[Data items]
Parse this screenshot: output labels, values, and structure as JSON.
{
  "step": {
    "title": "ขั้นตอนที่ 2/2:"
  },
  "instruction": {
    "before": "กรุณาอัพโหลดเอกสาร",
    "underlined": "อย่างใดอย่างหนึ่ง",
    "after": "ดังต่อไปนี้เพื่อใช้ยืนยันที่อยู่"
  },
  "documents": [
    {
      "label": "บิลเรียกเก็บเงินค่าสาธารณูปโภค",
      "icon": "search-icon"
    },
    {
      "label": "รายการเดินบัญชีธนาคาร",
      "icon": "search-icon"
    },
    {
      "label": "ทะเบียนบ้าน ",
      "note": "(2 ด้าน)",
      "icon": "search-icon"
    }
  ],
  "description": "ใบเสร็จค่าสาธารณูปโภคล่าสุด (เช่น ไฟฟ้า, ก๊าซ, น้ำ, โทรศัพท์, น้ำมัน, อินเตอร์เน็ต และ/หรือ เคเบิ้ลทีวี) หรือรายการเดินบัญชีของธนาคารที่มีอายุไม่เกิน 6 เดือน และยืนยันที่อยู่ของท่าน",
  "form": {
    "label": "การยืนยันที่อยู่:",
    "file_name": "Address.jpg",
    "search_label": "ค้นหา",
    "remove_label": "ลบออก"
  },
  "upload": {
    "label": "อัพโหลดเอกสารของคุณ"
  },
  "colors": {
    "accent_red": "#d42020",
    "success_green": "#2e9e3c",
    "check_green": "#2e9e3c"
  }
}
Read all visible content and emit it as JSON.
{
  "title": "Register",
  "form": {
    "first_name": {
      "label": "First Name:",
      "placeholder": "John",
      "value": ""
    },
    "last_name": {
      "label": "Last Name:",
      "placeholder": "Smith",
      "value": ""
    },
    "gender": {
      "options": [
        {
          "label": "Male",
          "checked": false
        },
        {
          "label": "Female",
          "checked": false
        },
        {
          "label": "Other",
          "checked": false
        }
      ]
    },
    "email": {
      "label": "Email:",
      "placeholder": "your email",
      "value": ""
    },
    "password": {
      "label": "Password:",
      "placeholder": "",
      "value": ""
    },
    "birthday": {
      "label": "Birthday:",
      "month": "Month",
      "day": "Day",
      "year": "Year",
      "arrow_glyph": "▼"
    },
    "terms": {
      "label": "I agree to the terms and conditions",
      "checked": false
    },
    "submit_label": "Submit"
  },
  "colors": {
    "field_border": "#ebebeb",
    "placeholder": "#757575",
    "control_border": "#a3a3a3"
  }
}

→ WHAT YOU SHOULD DO
Copy out the full set of records precisely, leaving nothing out.

→ RIGHT ANSWER
Parse this screenshot: output labels, values, and structure as JSON.
{
  "step": {
    "title": "ขั้นตอนที่ 2/2:"
  },
  "instruction": {
    "before": "กรุณาอัพโหลดเอกสาร",
    "underlined": "อย่างใดอย่างหนึ่ง",
    "after": "ดังต่อไปนี้เพื่อใช้ยืนยันที่อยู่"
  },
  "documents": [
    {
      "label": "บิลเรียกเก็บเงินค่าสาธารณูปโภค",
      "icon": "search-icon"
    },
    {
      "label": "รายการเดินบัญชีธนาคาร",
      "icon": "search-icon"
    },
    {
      "label": "ทะเบียนบ้าน ",
      "note": "(2 ด้าน)",
      "icon": "search-icon"
    }
  ],
  "description": "ใบเสร็จค่าสาธารณูปโภคล่าสุด (เช่น ไฟฟ้า, ก๊าซ, น้ำ, โทรศัพท์, น้ำมัน, อินเตอร์เน็ต และ/หรือ เคเบิ้ลทีวี) หรือรายการเดินบัญชีของธนาคารที่มีอายุไม่เกิน 6 เดือน และยืนยันที่อยู่ของท่าน",
  "form": {
    "label": "การยืนยันที่อยู่:",
    "file_name": "Address.jpg",
    "search_label": "ค้นหา",
    "remove_label": "ลบออก"
  },
  "upload": {
    "label": "อัพโหลดเอกสารของคุณ"
  },
  "colors": {
    "accent_red": "#d42020",
    "success_green": "#2e9e3c",
    "check_green": "#2e9e3c"
  }
}
Read all visible content and emit it as JSON.
{
  "title": "Register",
  "form": {
    "first_name": {
      "label": "First Name:",
      "placeholder": "John",
      "value": ""
    },
    "last_name": {
      "label": "Last Name:",
      "placeholder": "Smith",
      "value": ""
    },
    "gender": {
      "options": [
        {
          "label": "Male",
          "checked": false
        },
        {
          "label": "Female",
          "checked": false
        },
        {
          "label": "Other",
          "checked": false
        }
      ]
    },
    "email": {
      "label": "Email:",
      "placeholder": "your email",
      "value": ""
    },
    "password": {
      "label": "Password:",
      "placeholder": "",
      "value": ""
    },
    "birthday": {
      "label": "Birthday:",
      "month": "Month",
      "day": "Day",
      "year": "Year",
      "arrow_glyph": "▼"
    },
    "terms": {
      "label": "I agree to the terms and conditions",
      "checked": false
    },
    "submit_label": "Submit"
  },
  "colors": {
    "field_border": "#ebebeb",
    "placeholder": "#757575",
    "control_border": "#a3a3a3"
  }
}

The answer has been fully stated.